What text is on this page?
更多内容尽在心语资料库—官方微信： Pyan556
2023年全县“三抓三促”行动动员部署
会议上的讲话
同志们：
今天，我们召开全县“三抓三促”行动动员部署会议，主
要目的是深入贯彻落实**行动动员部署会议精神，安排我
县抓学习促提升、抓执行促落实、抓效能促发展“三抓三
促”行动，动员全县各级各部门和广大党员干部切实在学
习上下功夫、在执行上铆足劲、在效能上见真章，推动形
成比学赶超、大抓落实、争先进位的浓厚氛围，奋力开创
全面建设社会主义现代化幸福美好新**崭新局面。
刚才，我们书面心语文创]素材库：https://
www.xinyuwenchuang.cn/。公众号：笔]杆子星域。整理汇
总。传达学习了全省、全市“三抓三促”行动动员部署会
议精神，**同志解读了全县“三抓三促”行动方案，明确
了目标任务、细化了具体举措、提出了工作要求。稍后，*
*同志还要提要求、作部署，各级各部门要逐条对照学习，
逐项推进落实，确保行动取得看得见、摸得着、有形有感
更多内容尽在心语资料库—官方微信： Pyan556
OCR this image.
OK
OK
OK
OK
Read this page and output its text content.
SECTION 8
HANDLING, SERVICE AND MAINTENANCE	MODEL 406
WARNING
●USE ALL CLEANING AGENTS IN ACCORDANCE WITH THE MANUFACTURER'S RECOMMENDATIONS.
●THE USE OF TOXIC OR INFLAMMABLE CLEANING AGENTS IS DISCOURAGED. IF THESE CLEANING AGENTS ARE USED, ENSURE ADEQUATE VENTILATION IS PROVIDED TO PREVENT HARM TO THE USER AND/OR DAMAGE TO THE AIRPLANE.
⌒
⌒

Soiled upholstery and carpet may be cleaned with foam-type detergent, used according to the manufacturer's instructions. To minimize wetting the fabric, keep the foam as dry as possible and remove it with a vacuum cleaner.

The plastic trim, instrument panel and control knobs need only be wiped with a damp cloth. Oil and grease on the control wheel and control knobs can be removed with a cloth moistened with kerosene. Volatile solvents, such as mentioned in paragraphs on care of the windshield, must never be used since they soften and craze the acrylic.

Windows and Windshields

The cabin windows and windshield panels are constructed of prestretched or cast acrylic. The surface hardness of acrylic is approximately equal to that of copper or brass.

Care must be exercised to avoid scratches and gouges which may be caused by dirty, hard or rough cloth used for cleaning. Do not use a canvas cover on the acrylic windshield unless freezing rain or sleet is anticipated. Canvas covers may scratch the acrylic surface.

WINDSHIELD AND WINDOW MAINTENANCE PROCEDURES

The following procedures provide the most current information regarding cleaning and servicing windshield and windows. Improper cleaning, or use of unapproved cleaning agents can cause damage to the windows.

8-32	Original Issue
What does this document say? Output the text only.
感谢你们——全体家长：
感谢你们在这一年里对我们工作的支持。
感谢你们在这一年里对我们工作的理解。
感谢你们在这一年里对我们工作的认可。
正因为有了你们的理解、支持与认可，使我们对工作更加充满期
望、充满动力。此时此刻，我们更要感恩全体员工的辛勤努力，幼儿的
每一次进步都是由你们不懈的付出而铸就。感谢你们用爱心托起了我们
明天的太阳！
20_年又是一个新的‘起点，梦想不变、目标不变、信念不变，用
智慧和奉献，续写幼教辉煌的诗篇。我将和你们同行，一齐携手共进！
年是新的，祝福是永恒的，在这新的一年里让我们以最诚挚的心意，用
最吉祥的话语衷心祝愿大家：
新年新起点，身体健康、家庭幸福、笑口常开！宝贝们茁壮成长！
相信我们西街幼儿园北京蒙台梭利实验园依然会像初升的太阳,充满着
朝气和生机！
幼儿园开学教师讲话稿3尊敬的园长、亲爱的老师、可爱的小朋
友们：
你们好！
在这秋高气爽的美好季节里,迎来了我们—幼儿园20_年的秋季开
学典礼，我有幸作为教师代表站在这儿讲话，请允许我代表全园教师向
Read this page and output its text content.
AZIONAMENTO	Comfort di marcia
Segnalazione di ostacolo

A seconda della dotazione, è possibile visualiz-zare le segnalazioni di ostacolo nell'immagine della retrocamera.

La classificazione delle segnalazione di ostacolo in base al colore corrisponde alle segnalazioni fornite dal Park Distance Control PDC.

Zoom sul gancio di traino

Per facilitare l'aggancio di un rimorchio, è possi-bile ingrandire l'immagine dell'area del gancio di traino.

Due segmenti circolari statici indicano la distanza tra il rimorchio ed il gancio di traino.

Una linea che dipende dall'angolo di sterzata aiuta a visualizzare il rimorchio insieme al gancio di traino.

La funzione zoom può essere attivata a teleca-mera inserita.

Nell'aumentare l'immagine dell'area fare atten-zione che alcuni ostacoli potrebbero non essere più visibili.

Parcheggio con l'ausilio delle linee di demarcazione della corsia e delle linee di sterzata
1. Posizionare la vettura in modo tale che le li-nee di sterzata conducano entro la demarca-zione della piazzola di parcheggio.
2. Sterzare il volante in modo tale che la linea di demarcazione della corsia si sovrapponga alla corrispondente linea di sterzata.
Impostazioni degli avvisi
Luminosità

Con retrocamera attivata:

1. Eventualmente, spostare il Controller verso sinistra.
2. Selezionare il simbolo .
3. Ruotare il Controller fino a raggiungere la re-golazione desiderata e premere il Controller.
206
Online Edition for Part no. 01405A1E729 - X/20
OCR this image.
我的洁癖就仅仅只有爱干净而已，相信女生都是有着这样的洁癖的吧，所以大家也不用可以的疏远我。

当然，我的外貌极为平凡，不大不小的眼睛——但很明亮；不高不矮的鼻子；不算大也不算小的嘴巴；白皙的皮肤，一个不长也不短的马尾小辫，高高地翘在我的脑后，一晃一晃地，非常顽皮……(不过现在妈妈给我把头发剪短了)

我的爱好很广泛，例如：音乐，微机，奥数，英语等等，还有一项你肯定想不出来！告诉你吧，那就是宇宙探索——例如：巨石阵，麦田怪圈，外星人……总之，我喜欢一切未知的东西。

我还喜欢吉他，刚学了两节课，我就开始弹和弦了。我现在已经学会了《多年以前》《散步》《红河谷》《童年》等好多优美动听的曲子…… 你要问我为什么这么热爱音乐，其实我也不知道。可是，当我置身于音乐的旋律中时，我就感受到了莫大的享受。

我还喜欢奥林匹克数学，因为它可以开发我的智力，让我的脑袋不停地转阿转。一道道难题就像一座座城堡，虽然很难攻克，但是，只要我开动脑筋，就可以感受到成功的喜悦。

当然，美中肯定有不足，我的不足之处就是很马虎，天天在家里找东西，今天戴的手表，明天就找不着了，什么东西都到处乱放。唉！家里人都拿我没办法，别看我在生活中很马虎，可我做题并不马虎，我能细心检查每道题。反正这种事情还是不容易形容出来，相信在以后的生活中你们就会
◇ ◇ ◇
Repeat the material above exactly.

What text is on this page?
更多内容尽在心语资料库—官方微信： Pyan556
2023年全县“三抓三促”行动动员部署
会议上的讲话
同志们：
今天，我们召开全县“三抓三促”行动动员部署会议，主
要目的是深入贯彻落实**行动动员部署会议精神，安排我
县抓学习促提升、抓执行促落实、抓效能促发展“三抓三
促”行动，动员全县各级各部门和广大党员干部切实在学
习上下功夫、在执行上铆足劲、在效能上见真章，推动形
成比学赶超、大抓落实、争先进位的浓厚氛围，奋力开创
全面建设社会主义现代化幸福美好新**崭新局面。
刚才，我们书面心语文创]素材库：https://
www.xinyuwenchuang.cn/。公众号：笔]杆子星域。整理汇
总。传达学习了全省、全市“三抓三促”行动动员部署会
议精神，**同志解读了全县“三抓三促”行动方案，明确
了目标任务、细化了具体举措、提出了工作要求。稍后，*
*同志还要提要求、作部署，各级各部门要逐条对照学习，
逐项推进落实，确保行动取得看得见、摸得着、有形有感
更多内容尽在心语资料库—官方微信： Pyan556
OCR this image.
OK
OK
OK
OK
Read this page and output its text content.
SECTION 8
HANDLING, SERVICE AND MAINTENANCE	MODEL 406
WARNING
●USE ALL CLEANING AGENTS IN ACCORDANCE WITH THE MANUFACTURER'S RECOMMENDATIONS.
●THE USE OF TOXIC OR INFLAMMABLE CLEANING AGENTS IS DISCOURAGED. IF THESE CLEANING AGENTS ARE USED, ENSURE ADEQUATE VENTILATION IS PROVIDED TO PREVENT HARM TO THE USER AND/OR DAMAGE TO THE AIRPLANE.
⌒
⌒

Soiled upholstery and carpet may be cleaned with foam-type detergent, used according to the manufacturer's instructions. To minimize wetting the fabric, keep the foam as dry as possible and remove it with a vacuum cleaner.

The plastic trim, instrument panel and control knobs need only be wiped with a damp cloth. Oil and grease on the control wheel and control knobs can be removed with a cloth moistened with kerosene. Volatile solvents, such as mentioned in paragraphs on care of the windshield, must never be used since they soften and craze the acrylic.

Windows and Windshields

The cabin windows and windshield panels are constructed of prestretched or cast acrylic. The surface hardness of acrylic is approximately equal to that of copper or brass.

Care must be exercised to avoid scratches and gouges which may be caused by dirty, hard or rough cloth used for cleaning. Do not use a canvas cover on the acrylic windshield unless freezing rain or sleet is anticipated. Canvas covers may scratch the acrylic surface.

WINDSHIELD AND WINDOW MAINTENANCE PROCEDURES

The following procedures provide the most current information regarding cleaning and servicing windshield and windows. Improper cleaning, or use of unapproved cleaning agents can cause damage to the windows.

8-32	Original Issue
What does this document say? Output the text only.
感谢你们——全体家长：
感谢你们在这一年里对我们工作的支持。
感谢你们在这一年里对我们工作的理解。
感谢你们在这一年里对我们工作的认可。
正因为有了你们的理解、支持与认可，使我们对工作更加充满期
望、充满动力。此时此刻，我们更要感恩全体员工的辛勤努力，幼儿的
每一次进步都是由你们不懈的付出而铸就。感谢你们用爱心托起了我们
明天的太阳！
20_年又是一个新的‘起点，梦想不变、目标不变、信念不变，用
智慧和奉献，续写幼教辉煌的诗篇。我将和你们同行，一齐携手共进！
年是新的，祝福是永恒的，在这新的一年里让我们以最诚挚的心意，用
最吉祥的话语衷心祝愿大家：
新年新起点，身体健康、家庭幸福、笑口常开！宝贝们茁壮成长！
相信我们西街幼儿园北京蒙台梭利实验园依然会像初升的太阳,充满着
朝气和生机！
幼儿园开学教师讲话稿3尊敬的园长、亲爱的老师、可爱的小朋
友们：
你们好！
在这秋高气爽的美好季节里,迎来了我们—幼儿园20_年的秋季开
学典礼，我有幸作为教师代表站在这儿讲话，请允许我代表全园教师向
Read this page and output its text content.
AZIONAMENTO	Comfort di marcia
Segnalazione di ostacolo

A seconda della dotazione, è possibile visualiz-zare le segnalazioni di ostacolo nell'immagine della retrocamera.

La classificazione delle segnalazione di ostacolo in base al colore corrisponde alle segnalazioni fornite dal Park Distance Control PDC.

Zoom sul gancio di traino

Per facilitare l'aggancio di un rimorchio, è possi-bile ingrandire l'immagine dell'area del gancio di traino.

Due segmenti circolari statici indicano la distanza tra il rimorchio ed il gancio di traino.

Una linea che dipende dall'angolo di sterzata aiuta a visualizzare il rimorchio insieme al gancio di traino.

La funzione zoom può essere attivata a teleca-mera inserita.

Nell'aumentare l'immagine dell'area fare atten-zione che alcuni ostacoli potrebbero non essere più visibili.

Parcheggio con l'ausilio delle linee di demarcazione della corsia e delle linee di sterzata
1. Posizionare la vettura in modo tale che le li-nee di sterzata conducano entro la demarca-zione della piazzola di parcheggio.
2. Sterzare il volante in modo tale che la linea di demarcazione della corsia si sovrapponga alla corrispondente linea di sterzata.
Impostazioni degli avvisi
Luminosità

Con retrocamera attivata:

1. Eventualmente, spostare il Controller verso sinistra.
2. Selezionare il simbolo .
3. Ruotare il Controller fino a raggiungere la re-golazione desiderata e premere il Controller.
206
Online Edition for Part no. 01405A1E729 - X/20
OCR this image.
我的洁癖就仅仅只有爱干净而已，相信女生都是有着这样的洁癖的吧，所以大家也不用可以的疏远我。

当然，我的外貌极为平凡，不大不小的眼睛——但很明亮；不高不矮的鼻子；不算大也不算小的嘴巴；白皙的皮肤，一个不长也不短的马尾小辫，高高地翘在我的脑后，一晃一晃地，非常顽皮……(不过现在妈妈给我把头发剪短了)

我的爱好很广泛，例如：音乐，微机，奥数，英语等等，还有一项你肯定想不出来！告诉你吧，那就是宇宙探索——例如：巨石阵，麦田怪圈，外星人……总之，我喜欢一切未知的东西。

我还喜欢吉他，刚学了两节课，我就开始弹和弦了。我现在已经学会了《多年以前》《散步》《红河谷》《童年》等好多优美动听的曲子…… 你要问我为什么这么热爱音乐，其实我也不知道。可是，当我置身于音乐的旋律中时，我就感受到了莫大的享受。

我还喜欢奥林匹克数学，因为它可以开发我的智力，让我的脑袋不停地转阿转。一道道难题就像一座座城堡，虽然很难攻克，但是，只要我开动脑筋，就可以感受到成功的喜悦。

当然，美中肯定有不足，我的不足之处就是很马虎，天天在家里找东西，今天戴的手表，明天就找不着了，什么东西都到处乱放。唉！家里人都拿我没办法，别看我在生活中很马虎，可我做题并不马虎，我能细心检查每道题。反正这种事情还是不容易形容出来，相信在以后的生活中你们就会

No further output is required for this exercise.